━━ Input rows ━━
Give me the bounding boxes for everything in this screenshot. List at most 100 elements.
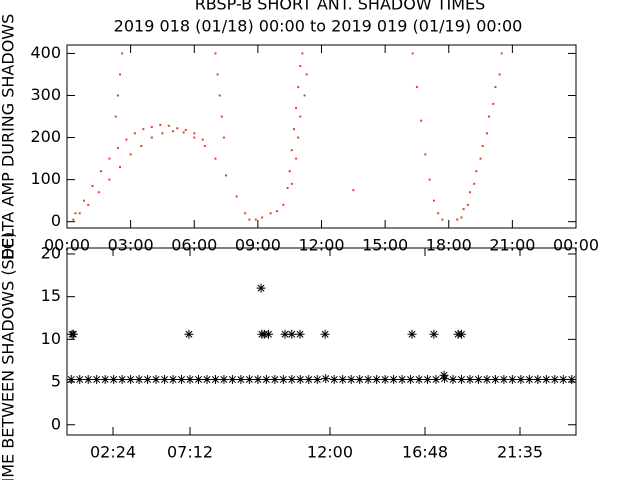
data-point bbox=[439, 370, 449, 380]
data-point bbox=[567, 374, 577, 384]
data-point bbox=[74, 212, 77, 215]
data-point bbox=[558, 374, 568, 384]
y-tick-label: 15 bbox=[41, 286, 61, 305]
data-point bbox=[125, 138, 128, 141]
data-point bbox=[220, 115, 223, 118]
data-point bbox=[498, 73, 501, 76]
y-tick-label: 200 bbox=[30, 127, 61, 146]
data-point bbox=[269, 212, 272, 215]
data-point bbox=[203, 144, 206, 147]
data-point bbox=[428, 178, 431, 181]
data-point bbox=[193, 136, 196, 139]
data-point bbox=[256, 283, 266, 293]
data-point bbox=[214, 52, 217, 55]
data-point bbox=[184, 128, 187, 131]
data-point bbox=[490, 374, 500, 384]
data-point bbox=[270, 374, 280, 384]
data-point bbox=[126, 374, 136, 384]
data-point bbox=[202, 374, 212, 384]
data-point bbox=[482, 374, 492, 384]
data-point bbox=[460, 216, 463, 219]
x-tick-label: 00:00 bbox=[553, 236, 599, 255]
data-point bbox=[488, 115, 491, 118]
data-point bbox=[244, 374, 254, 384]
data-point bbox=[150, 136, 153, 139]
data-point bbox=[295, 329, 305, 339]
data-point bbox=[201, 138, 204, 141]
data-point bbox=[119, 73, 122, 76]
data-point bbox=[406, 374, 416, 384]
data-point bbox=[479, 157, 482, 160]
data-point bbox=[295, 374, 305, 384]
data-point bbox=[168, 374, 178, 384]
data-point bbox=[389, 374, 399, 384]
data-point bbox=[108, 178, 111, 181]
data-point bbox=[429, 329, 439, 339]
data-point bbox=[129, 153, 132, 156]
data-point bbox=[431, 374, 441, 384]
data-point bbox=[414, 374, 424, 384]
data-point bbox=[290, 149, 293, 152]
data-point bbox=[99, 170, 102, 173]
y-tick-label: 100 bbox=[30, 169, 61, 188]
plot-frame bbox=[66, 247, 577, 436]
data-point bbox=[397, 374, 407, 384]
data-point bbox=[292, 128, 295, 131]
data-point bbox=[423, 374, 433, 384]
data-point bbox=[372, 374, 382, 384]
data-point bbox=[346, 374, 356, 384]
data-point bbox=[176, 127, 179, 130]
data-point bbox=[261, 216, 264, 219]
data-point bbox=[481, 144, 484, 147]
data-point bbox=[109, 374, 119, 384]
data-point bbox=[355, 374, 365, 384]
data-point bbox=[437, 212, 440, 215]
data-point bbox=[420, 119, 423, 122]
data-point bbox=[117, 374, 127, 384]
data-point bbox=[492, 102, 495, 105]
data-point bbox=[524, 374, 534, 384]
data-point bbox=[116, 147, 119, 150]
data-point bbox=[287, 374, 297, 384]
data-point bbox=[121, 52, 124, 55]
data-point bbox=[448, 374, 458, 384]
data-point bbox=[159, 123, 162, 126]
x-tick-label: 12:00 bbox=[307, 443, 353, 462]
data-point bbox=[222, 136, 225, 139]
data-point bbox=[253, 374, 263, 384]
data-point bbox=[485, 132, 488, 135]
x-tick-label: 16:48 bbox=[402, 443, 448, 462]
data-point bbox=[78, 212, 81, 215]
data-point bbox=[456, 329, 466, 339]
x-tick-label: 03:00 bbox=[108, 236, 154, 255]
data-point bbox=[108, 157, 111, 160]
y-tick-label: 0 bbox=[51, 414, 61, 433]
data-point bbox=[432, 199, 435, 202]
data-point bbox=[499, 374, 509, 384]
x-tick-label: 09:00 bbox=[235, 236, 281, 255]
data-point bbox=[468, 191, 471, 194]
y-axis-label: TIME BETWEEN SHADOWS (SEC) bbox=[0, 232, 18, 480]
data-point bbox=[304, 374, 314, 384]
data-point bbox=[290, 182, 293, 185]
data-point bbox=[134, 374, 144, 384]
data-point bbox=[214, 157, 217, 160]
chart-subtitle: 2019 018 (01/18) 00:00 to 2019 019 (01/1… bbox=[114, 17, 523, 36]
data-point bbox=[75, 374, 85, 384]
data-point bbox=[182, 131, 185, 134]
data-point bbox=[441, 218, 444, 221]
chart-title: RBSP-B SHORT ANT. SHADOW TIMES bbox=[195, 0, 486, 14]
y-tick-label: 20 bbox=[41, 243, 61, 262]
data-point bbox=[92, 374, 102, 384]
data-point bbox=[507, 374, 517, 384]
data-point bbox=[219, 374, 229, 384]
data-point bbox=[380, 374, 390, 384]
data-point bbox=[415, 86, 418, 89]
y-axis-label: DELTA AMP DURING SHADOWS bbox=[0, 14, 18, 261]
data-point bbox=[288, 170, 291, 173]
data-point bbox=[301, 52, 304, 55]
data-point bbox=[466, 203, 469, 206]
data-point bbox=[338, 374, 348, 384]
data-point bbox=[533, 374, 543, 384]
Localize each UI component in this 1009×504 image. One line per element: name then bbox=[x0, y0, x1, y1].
━━━
* Instructions for the task
Copy out every line of the records above word for word, leaving out the pictures.

* Written answer
Give me the bounding boxes for everything in this screenshot. List at most 100 elements.
data-point bbox=[439, 370, 449, 380]
data-point bbox=[567, 374, 577, 384]
data-point bbox=[74, 212, 77, 215]
data-point bbox=[558, 374, 568, 384]
y-tick-label: 15 bbox=[41, 286, 61, 305]
data-point bbox=[125, 138, 128, 141]
data-point bbox=[220, 115, 223, 118]
data-point bbox=[498, 73, 501, 76]
y-tick-label: 200 bbox=[30, 127, 61, 146]
data-point bbox=[269, 212, 272, 215]
data-point bbox=[203, 144, 206, 147]
data-point bbox=[428, 178, 431, 181]
data-point bbox=[193, 136, 196, 139]
data-point bbox=[256, 283, 266, 293]
data-point bbox=[214, 52, 217, 55]
data-point bbox=[184, 128, 187, 131]
data-point bbox=[490, 374, 500, 384]
data-point bbox=[270, 374, 280, 384]
data-point bbox=[126, 374, 136, 384]
data-point bbox=[202, 374, 212, 384]
data-point bbox=[482, 374, 492, 384]
data-point bbox=[460, 216, 463, 219]
x-tick-label: 00:00 bbox=[553, 236, 599, 255]
data-point bbox=[488, 115, 491, 118]
data-point bbox=[244, 374, 254, 384]
data-point bbox=[150, 136, 153, 139]
data-point bbox=[295, 329, 305, 339]
data-point bbox=[201, 138, 204, 141]
data-point bbox=[119, 73, 122, 76]
data-point bbox=[406, 374, 416, 384]
data-point bbox=[479, 157, 482, 160]
data-point bbox=[295, 374, 305, 384]
data-point bbox=[168, 374, 178, 384]
data-point bbox=[389, 374, 399, 384]
data-point bbox=[108, 178, 111, 181]
data-point bbox=[429, 329, 439, 339]
data-point bbox=[129, 153, 132, 156]
data-point bbox=[431, 374, 441, 384]
data-point bbox=[414, 374, 424, 384]
data-point bbox=[290, 149, 293, 152]
data-point bbox=[99, 170, 102, 173]
y-tick-label: 100 bbox=[30, 169, 61, 188]
plot-frame bbox=[66, 247, 577, 436]
data-point bbox=[397, 374, 407, 384]
data-point bbox=[292, 128, 295, 131]
data-point bbox=[423, 374, 433, 384]
data-point bbox=[372, 374, 382, 384]
data-point bbox=[346, 374, 356, 384]
data-point bbox=[176, 127, 179, 130]
data-point bbox=[261, 216, 264, 219]
data-point bbox=[481, 144, 484, 147]
data-point bbox=[109, 374, 119, 384]
data-point bbox=[355, 374, 365, 384]
data-point bbox=[437, 212, 440, 215]
data-point bbox=[420, 119, 423, 122]
data-point bbox=[117, 374, 127, 384]
data-point bbox=[492, 102, 495, 105]
data-point bbox=[524, 374, 534, 384]
data-point bbox=[116, 147, 119, 150]
data-point bbox=[287, 374, 297, 384]
data-point bbox=[121, 52, 124, 55]
data-point bbox=[448, 374, 458, 384]
data-point bbox=[159, 123, 162, 126]
x-tick-label: 12:00 bbox=[307, 443, 353, 462]
data-point bbox=[222, 136, 225, 139]
data-point bbox=[253, 374, 263, 384]
data-point bbox=[485, 132, 488, 135]
x-tick-label: 16:48 bbox=[402, 443, 448, 462]
data-point bbox=[78, 212, 81, 215]
data-point bbox=[456, 329, 466, 339]
x-tick-label: 03:00 bbox=[108, 236, 154, 255]
data-point bbox=[108, 157, 111, 160]
y-tick-label: 0 bbox=[51, 414, 61, 433]
data-point bbox=[432, 199, 435, 202]
data-point bbox=[499, 374, 509, 384]
x-tick-label: 09:00 bbox=[235, 236, 281, 255]
data-point bbox=[468, 191, 471, 194]
y-axis-label: TIME BETWEEN SHADOWS (SEC) bbox=[0, 232, 18, 480]
data-point bbox=[304, 374, 314, 384]
data-point bbox=[290, 182, 293, 185]
data-point bbox=[134, 374, 144, 384]
data-point bbox=[214, 157, 217, 160]
chart-subtitle: 2019 018 (01/18) 00:00 to 2019 019 (01/1… bbox=[114, 17, 523, 36]
data-point bbox=[75, 374, 85, 384]
data-point bbox=[182, 131, 185, 134]
data-point bbox=[441, 218, 444, 221]
chart-title: RBSP-B SHORT ANT. SHADOW TIMES bbox=[195, 0, 486, 14]
y-tick-label: 20 bbox=[41, 243, 61, 262]
data-point bbox=[92, 374, 102, 384]
data-point bbox=[507, 374, 517, 384]
data-point bbox=[219, 374, 229, 384]
data-point bbox=[380, 374, 390, 384]
data-point bbox=[415, 86, 418, 89]
y-axis-label: DELTA AMP DURING SHADOWS bbox=[0, 14, 18, 261]
data-point bbox=[288, 170, 291, 173]
data-point bbox=[301, 52, 304, 55]
data-point bbox=[466, 203, 469, 206]
data-point bbox=[338, 374, 348, 384]
data-point bbox=[533, 374, 543, 384]
Localize each UI component in this 1009×504 image. One line per element: name then bbox=[x0, y0, x1, y1].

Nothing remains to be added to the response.